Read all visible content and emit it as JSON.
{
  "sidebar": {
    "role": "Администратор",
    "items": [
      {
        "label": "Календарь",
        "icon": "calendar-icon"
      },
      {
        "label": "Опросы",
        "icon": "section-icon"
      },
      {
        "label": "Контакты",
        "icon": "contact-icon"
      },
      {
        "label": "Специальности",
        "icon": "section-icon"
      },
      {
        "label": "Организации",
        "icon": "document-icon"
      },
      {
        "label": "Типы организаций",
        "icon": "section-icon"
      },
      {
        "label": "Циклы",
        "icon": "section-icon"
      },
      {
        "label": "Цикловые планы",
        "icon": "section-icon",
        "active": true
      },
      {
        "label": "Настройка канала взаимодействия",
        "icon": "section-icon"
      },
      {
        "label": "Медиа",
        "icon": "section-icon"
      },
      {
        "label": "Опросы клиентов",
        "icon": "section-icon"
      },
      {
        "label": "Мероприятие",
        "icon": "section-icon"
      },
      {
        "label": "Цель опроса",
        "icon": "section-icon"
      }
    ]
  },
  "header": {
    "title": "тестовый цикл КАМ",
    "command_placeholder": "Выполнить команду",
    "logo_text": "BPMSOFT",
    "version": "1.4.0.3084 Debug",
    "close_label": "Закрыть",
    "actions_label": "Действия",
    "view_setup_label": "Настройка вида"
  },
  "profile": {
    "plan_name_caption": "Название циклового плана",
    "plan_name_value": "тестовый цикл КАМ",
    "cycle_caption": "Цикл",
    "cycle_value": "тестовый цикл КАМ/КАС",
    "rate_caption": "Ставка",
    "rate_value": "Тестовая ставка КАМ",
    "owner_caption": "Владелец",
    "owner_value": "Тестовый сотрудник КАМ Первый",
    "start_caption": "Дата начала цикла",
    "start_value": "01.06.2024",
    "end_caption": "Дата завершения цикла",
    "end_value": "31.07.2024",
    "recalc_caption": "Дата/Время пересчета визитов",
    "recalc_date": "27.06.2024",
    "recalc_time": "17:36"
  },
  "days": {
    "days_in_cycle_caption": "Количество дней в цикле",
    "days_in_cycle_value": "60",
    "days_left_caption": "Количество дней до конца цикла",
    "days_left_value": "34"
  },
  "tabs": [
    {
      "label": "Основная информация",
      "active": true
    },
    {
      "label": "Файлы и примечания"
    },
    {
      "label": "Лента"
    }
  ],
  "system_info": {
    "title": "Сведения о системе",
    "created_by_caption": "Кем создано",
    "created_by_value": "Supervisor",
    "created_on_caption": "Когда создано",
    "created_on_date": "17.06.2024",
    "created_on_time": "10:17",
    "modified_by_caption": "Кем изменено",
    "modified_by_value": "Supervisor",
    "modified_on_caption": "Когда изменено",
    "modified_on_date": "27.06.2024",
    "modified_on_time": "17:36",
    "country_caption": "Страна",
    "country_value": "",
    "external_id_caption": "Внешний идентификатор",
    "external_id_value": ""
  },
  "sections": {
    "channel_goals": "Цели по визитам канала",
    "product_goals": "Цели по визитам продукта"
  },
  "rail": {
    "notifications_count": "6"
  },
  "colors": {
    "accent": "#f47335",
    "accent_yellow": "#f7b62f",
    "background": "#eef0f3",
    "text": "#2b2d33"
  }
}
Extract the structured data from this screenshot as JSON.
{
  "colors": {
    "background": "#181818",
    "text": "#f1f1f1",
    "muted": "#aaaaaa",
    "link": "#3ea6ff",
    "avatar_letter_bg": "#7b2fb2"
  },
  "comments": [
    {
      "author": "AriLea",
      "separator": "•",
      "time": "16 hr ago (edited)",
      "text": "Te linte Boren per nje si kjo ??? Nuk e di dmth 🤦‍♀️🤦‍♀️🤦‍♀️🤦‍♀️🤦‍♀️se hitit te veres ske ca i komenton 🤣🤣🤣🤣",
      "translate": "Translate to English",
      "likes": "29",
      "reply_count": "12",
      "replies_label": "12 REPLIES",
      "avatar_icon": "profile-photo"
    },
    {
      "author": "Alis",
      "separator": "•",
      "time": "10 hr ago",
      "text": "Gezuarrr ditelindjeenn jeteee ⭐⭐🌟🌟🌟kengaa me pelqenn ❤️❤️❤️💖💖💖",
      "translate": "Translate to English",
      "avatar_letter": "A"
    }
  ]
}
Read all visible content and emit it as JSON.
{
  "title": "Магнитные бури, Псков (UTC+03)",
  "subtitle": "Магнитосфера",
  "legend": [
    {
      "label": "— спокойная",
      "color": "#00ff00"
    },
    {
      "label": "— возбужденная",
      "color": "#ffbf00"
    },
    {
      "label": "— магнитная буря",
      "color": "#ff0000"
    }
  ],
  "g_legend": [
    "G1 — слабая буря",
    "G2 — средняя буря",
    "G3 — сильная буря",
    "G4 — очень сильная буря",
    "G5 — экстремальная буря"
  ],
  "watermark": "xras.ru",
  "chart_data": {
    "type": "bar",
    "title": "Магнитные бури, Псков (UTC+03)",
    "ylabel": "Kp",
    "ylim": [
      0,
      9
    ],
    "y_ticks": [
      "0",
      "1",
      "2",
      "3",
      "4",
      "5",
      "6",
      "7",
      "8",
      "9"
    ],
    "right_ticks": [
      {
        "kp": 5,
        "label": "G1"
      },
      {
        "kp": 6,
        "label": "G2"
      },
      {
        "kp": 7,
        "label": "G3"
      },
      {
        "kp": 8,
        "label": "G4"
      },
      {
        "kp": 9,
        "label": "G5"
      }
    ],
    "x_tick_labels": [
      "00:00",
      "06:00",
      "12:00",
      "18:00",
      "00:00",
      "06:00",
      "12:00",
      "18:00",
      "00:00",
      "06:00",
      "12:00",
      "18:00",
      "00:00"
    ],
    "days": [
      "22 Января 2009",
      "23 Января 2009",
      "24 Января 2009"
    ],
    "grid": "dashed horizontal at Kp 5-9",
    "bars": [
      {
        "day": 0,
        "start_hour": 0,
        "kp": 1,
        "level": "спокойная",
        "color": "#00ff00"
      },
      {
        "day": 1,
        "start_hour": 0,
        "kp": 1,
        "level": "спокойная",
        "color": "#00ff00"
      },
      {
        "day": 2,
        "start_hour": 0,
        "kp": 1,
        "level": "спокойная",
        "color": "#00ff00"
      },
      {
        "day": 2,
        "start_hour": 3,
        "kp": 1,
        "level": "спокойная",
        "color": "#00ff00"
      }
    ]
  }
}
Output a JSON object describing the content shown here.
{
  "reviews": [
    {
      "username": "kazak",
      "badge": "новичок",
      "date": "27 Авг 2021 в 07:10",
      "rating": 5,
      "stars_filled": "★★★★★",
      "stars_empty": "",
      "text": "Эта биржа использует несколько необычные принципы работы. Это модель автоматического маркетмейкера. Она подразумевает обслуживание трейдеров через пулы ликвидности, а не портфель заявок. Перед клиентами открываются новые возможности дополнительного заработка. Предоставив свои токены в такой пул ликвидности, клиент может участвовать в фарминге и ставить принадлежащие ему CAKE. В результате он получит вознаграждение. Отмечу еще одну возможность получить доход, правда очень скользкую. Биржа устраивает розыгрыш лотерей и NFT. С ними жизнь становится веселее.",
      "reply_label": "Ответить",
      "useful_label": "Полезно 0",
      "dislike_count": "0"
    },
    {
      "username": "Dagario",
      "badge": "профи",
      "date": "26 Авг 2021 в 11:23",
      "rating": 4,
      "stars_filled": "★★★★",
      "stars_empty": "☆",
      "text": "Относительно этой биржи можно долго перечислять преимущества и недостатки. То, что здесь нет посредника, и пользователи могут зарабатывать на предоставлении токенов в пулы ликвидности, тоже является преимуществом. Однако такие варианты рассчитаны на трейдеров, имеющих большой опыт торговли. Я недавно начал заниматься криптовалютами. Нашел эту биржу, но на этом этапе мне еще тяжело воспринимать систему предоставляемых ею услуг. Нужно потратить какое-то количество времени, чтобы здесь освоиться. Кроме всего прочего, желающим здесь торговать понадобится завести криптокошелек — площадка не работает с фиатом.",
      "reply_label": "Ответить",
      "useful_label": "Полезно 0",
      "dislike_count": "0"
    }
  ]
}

Work to be completed => Filter the data, keeping only the lines that contain "канала".

Written response =>
        "label": "Настройка канала взаимодействия",
    "channel_goals": "Цели по визитам канала",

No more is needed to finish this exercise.